Copy out the data below verbatim.
--- Material for this task ---
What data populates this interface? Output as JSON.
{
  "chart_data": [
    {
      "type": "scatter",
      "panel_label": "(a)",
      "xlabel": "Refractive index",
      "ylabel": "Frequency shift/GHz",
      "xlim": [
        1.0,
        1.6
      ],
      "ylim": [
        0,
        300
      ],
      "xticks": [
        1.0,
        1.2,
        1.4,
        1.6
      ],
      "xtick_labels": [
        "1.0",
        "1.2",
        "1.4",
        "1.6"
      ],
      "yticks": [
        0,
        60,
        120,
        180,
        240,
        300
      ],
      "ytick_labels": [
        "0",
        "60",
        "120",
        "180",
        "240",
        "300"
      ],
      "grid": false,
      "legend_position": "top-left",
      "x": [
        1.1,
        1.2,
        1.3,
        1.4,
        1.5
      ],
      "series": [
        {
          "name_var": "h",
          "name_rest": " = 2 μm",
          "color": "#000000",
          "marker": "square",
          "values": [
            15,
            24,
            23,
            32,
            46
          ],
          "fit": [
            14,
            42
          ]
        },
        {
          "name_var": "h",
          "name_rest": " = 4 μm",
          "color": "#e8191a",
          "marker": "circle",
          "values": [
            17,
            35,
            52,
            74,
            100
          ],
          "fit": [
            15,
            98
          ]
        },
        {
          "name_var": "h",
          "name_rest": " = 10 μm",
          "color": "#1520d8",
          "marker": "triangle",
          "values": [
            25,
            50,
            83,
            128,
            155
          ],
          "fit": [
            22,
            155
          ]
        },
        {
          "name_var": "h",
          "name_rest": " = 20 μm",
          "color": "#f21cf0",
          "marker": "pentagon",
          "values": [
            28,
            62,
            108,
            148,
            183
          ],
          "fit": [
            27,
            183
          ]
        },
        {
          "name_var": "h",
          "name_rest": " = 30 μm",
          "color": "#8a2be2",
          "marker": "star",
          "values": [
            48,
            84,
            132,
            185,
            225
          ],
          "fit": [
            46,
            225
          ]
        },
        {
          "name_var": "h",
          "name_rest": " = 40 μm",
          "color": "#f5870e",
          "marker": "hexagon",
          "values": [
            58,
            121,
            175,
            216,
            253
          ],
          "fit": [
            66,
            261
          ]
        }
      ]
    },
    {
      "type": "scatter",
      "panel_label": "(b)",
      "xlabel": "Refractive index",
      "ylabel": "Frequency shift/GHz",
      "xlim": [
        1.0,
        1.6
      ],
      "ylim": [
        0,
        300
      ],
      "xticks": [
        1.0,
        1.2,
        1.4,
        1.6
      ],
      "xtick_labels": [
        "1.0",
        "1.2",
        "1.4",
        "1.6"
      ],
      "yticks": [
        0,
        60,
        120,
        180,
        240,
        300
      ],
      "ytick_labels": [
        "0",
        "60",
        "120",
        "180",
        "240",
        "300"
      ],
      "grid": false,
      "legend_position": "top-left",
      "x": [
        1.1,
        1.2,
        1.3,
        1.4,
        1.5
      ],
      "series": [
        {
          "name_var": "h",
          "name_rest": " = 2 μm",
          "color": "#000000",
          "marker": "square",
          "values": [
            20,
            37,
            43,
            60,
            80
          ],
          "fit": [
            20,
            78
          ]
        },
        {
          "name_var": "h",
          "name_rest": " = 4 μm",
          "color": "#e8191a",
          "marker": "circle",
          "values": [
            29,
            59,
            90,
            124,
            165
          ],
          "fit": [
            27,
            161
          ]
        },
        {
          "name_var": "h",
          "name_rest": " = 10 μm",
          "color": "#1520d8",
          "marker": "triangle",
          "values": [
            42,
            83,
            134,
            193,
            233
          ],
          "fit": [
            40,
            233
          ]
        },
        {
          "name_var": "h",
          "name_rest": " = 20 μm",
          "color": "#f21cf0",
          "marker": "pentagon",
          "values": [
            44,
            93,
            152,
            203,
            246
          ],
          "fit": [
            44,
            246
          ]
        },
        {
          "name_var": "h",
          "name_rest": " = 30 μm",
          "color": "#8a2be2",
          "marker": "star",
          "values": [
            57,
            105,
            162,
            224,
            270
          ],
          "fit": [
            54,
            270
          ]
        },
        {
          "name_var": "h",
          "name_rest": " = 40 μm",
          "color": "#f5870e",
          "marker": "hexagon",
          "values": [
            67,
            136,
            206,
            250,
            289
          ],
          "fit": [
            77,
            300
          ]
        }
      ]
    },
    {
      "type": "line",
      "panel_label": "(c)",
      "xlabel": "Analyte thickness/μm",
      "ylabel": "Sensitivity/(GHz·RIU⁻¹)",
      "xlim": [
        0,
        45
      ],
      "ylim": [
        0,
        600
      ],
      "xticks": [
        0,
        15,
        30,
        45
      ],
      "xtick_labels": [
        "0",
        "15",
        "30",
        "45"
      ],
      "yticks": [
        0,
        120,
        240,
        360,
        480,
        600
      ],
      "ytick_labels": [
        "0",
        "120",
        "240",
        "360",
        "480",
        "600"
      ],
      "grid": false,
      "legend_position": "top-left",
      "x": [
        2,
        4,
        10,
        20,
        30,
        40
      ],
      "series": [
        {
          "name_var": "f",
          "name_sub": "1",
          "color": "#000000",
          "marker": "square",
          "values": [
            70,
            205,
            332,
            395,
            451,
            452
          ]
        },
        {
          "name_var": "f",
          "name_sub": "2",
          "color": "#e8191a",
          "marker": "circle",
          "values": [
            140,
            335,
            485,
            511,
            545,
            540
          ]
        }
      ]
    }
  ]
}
---
(Task result):
What data populates this interface? Output as JSON.
{
  "chart_data": [
    {
      "type": "scatter",
      "panel_label": "(a)",
      "xlabel": "Refractive index",
      "ylabel": "Frequency shift/GHz",
      "xlim": [
        1.0,
        1.6
      ],
      "ylim": [
        0,
        300
      ],
      "xticks": [
        1.0,
        1.2,
        1.4,
        1.6
      ],
      "xtick_labels": [
        "1.0",
        "1.2",
        "1.4",
        "1.6"
      ],
      "yticks": [
        0,
        60,
        120,
        180,
        240,
        300
      ],
      "ytick_labels": [
        "0",
        "60",
        "120",
        "180",
        "240",
        "300"
      ],
      "grid": false,
      "legend_position": "top-left",
      "x": [
        1.1,
        1.2,
        1.3,
        1.4,
        1.5
      ],
      "series": [
        {
          "name_var": "h",
          "name_rest": " = 2 μm",
          "color": "#000000",
          "marker": "square",
          "values": [
            15,
            24,
            23,
            32,
            46
          ],
          "fit": [
            14,
            42
          ]
        },
        {
          "name_var": "h",
          "name_rest": " = 4 μm",
          "color": "#e8191a",
          "marker": "circle",
          "values": [
            17,
            35,
            52,
            74,
            100
          ],
          "fit": [
            15,
            98
          ]
        },
        {
          "name_var": "h",
          "name_rest": " = 10 μm",
          "color": "#1520d8",
          "marker": "triangle",
          "values": [
            25,
            50,
            83,
            128,
            155
          ],
          "fit": [
            22,
            155
          ]
        },
        {
          "name_var": "h",
          "name_rest": " = 20 μm",
          "color": "#f21cf0",
          "marker": "pentagon",
          "values": [
            28,
            62,
            108,
            148,
            183
          ],
          "fit": [
            27,
            183
          ]
        },
        {
          "name_var": "h",
          "name_rest": " = 30 μm",
          "color": "#8a2be2",
          "marker": "star",
          "values": [
            48,
            84,
            132,
            185,
            225
          ],
          "fit": [
            46,
            225
          ]
        },
        {
          "name_var": "h",
          "name_rest": " = 40 μm",
          "color": "#f5870e",
          "marker": "hexagon",
          "values": [
            58,
            121,
            175,
            216,
            253
          ],
          "fit": [
            66,
            261
          ]
        }
      ]
    },
    {
      "type": "scatter",
      "panel_label": "(b)",
      "xlabel": "Refractive index",
      "ylabel": "Frequency shift/GHz",
      "xlim": [
        1.0,
        1.6
      ],
      "ylim": [
        0,
        300
      ],
      "xticks": [
        1.0,
        1.2,
        1.4,
        1.6
      ],
      "xtick_labels": [
        "1.0",
        "1.2",
        "1.4",
        "1.6"
      ],
      "yticks": [
        0,
        60,
        120,
        180,
        240,
        300
      ],
      "ytick_labels": [
        "0",
        "60",
        "120",
        "180",
        "240",
        "300"
      ],
      "grid": false,
      "legend_position": "top-left",
      "x": [
        1.1,
        1.2,
        1.3,
        1.4,
        1.5
      ],
      "series": [
        {
          "name_var": "h",
          "name_rest": " = 2 μm",
          "color": "#000000",
          "marker": "square",
          "values": [
            20,
            37,
            43,
            60,
            80
          ],
          "fit": [
            20,
            78
          ]
        },
        {
          "name_var": "h",
          "name_rest": " = 4 μm",
          "color": "#e8191a",
          "marker": "circle",
          "values": [
            29,
            59,
            90,
            124,
            165
          ],
          "fit": [
            27,
            161
          ]
        },
        {
          "name_var": "h",
          "name_rest": " = 10 μm",
          "color": "#1520d8",
          "marker": "triangle",
          "values": [
            42,
            83,
            134,
            193,
            233
          ],
          "fit": [
            40,
            233
          ]
        },
        {
          "name_var": "h",
          "name_rest": " = 20 μm",
          "color": "#f21cf0",
          "marker": "pentagon",
          "values": [
            44,
            93,
            152,
            203,
            246
          ],
          "fit": [
            44,
            246
          ]
        },
        {
          "name_var": "h",
          "name_rest": " = 30 μm",
          "color": "#8a2be2",
          "marker": "star",
          "values": [
            57,
            105,
            162,
            224,
            270
          ],
          "fit": [
            54,
            270
          ]
        },
        {
          "name_var": "h",
          "name_rest": " = 40 μm",
          "color": "#f5870e",
          "marker": "hexagon",
          "values": [
            67,
            136,
            206,
            250,
            289
          ],
          "fit": [
            77,
            300
          ]
        }
      ]
    },
    {
      "type": "line",
      "panel_label": "(c)",
      "xlabel": "Analyte thickness/μm",
      "ylabel": "Sensitivity/(GHz·RIU⁻¹)",
      "xlim": [
        0,
        45
      ],
      "ylim": [
        0,
        600
      ],
      "xticks": [
        0,
        15,
        30,
        45
      ],
      "xtick_labels": [
        "0",
        "15",
        "30",
        "45"
      ],
      "yticks": [
        0,
        120,
        240,
        360,
        480,
        600
      ],
      "ytick_labels": [
        "0",
        "120",
        "240",
        "360",
        "480",
        "600"
      ],
      "grid": false,
      "legend_position": "top-left",
      "x": [
        2,
        4,
        10,
        20,
        30,
        40
      ],
      "series": [
        {
          "name_var": "f",
          "name_sub": "1",
          "color": "#000000",
          "marker": "square",
          "values": [
            70,
            205,
            332,
            395,
            451,
            452
          ]
        },
        {
          "name_var": "f",
          "name_sub": "2",
          "color": "#e8191a",
          "marker": "circle",
          "values": [
            140,
            335,
            485,
            511,
            545,
            540
          ]
        }
      ]
    }
  ]
}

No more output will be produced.